Task instructions:
Identify each line holding the string "isotropi" and copy it.

#### Data rows

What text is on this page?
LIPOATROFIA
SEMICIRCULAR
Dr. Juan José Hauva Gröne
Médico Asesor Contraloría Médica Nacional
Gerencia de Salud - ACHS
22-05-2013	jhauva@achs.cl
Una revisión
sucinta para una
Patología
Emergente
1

########
#### Data rows

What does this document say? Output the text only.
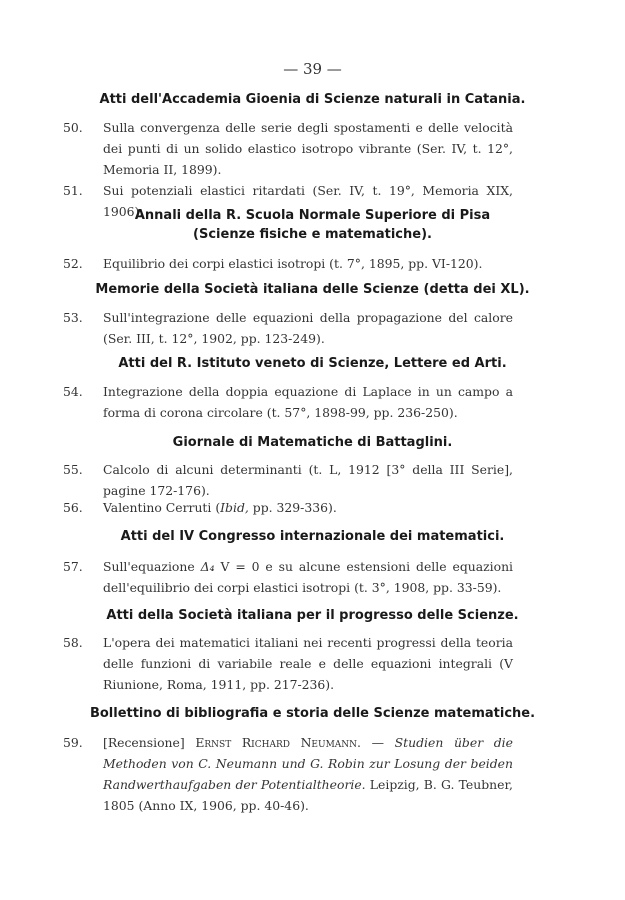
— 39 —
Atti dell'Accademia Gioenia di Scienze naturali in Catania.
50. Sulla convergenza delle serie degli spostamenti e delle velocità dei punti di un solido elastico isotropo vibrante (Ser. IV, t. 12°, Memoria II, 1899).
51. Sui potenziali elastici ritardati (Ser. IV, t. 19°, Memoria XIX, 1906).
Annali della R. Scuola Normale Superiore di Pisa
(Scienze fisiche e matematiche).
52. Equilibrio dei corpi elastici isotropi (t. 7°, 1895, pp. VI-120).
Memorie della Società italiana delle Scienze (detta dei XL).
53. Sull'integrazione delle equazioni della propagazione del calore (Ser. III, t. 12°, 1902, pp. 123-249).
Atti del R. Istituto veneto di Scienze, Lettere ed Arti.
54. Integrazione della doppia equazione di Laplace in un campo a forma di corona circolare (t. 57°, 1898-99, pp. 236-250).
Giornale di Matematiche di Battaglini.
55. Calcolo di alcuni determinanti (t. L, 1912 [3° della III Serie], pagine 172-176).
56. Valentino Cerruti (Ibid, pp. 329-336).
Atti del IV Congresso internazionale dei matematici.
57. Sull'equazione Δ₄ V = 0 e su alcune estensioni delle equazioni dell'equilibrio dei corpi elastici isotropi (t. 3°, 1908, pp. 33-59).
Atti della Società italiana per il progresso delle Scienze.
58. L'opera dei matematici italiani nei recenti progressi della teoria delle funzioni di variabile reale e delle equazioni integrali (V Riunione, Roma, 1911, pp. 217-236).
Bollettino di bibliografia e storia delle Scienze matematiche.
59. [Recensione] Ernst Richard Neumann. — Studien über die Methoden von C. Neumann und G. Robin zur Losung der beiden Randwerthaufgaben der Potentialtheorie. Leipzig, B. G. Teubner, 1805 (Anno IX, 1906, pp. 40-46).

########

The reply:
52. Equilibrio dei corpi elastici isotropi (t. 7°, 1895, pp. VI-120).
57. Sull'equazione Δ₄ V = 0 e su alcune estensioni delle equazioni dell'equilibrio dei corpi elastici isotropi (t. 3°, 1908, pp. 33-59).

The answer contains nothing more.